◆ ACTIVITY:
An exact copy of every entry below is required, and no picture may appear in it.

◆ DATASET EXCERPTS:
########################################
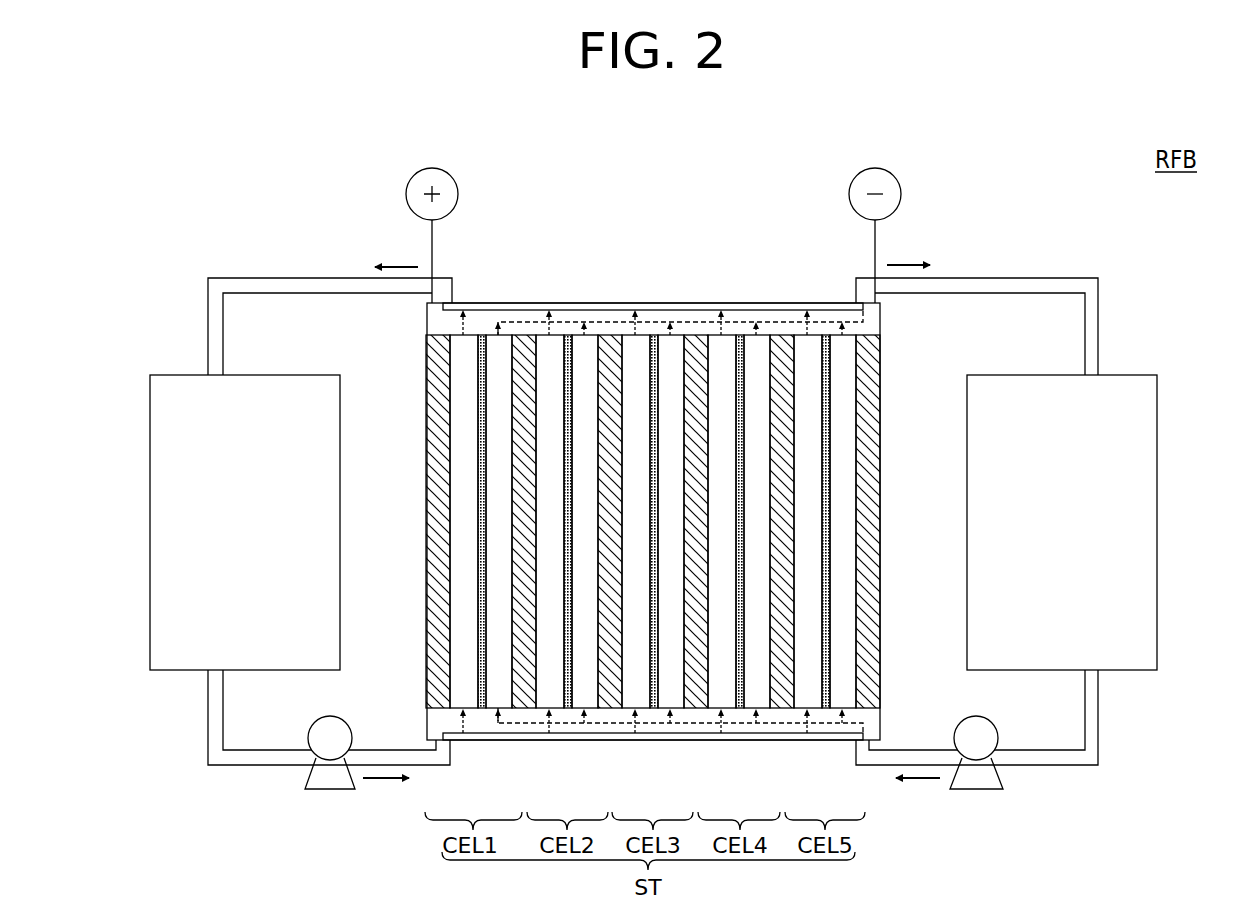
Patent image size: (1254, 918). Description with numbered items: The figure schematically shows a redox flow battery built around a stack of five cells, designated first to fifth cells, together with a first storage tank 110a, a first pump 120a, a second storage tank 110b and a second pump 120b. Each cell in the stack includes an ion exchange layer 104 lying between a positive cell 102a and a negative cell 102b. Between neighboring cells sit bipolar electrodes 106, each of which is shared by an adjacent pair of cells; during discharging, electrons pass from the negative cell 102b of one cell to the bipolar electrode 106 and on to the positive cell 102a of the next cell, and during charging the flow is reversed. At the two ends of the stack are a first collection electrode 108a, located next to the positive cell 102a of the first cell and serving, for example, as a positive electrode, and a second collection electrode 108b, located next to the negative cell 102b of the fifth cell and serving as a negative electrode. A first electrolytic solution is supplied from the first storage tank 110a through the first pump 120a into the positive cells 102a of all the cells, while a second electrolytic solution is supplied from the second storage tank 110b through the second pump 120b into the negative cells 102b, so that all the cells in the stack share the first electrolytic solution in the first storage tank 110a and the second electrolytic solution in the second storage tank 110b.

The positive cell 102a is at (459, 695).
The negative cell 102b is at (502, 695).
The ion exchange layer 104 is at (655, 345).
The bipolar electrode 106 is at (610, 345).
The first collection electrode 108a is at (438, 350).
The second collection electrode 108b is at (869, 350).
The first storage tank 110a is at (163, 521).
The second storage tank 110b is at (1145, 522).
The first pump 120a is at (330, 779).
The second pump 120b is at (976, 779).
########################################
◆ EXERCISE RESULT:
Patent image size: (1254, 918). Description with numbered items: The figure schematically shows a redox flow battery built around a stack of five cells, designated first to fifth cells, together with a first storage tank 110a, a first pump 120a, a second storage tank 110b and a second pump 120b. Each cell in the stack includes an ion exchange layer 104 lying between a positive cell 102a and a negative cell 102b. Between neighboring cells sit bipolar electrodes 106, each of which is shared by an adjacent pair of cells; during discharging, electrons pass from the negative cell 102b of one cell to the bipolar electrode 106 and on to the positive cell 102a of the next cell, and during charging the flow is reversed. At the two ends of the stack are a first collection electrode 108a, located next to the positive cell 102a of the first cell and serving, for example, as a positive electrode, and a second collection electrode 108b, located next to the negative cell 102b of the fifth cell and serving as a negative electrode. A first electrolytic solution is supplied from the first storage tank 110a through the first pump 120a into the positive cells 102a of all the cells, while a second electrolytic solution is supplied from the second storage tank 110b through the second pump 120b into the negative cells 102b, so that all the cells in the stack share the first electrolytic solution in the first storage tank 110a and the second electrolytic solution in the second storage tank 110b.

The positive cell 102a is at (459, 695).
The negative cell 102b is at (502, 695).
The ion exchange layer 104 is at (655, 345).
The bipolar electrode 106 is at (610, 345).
The first collection electrode 108a is at (438, 350).
The second collection electrode 108b is at (869, 350).
The first storage tank 110a is at (163, 521).
The second storage tank 110b is at (1145, 522).
The first pump 120a is at (330, 779).
The second pump 120b is at (976, 779).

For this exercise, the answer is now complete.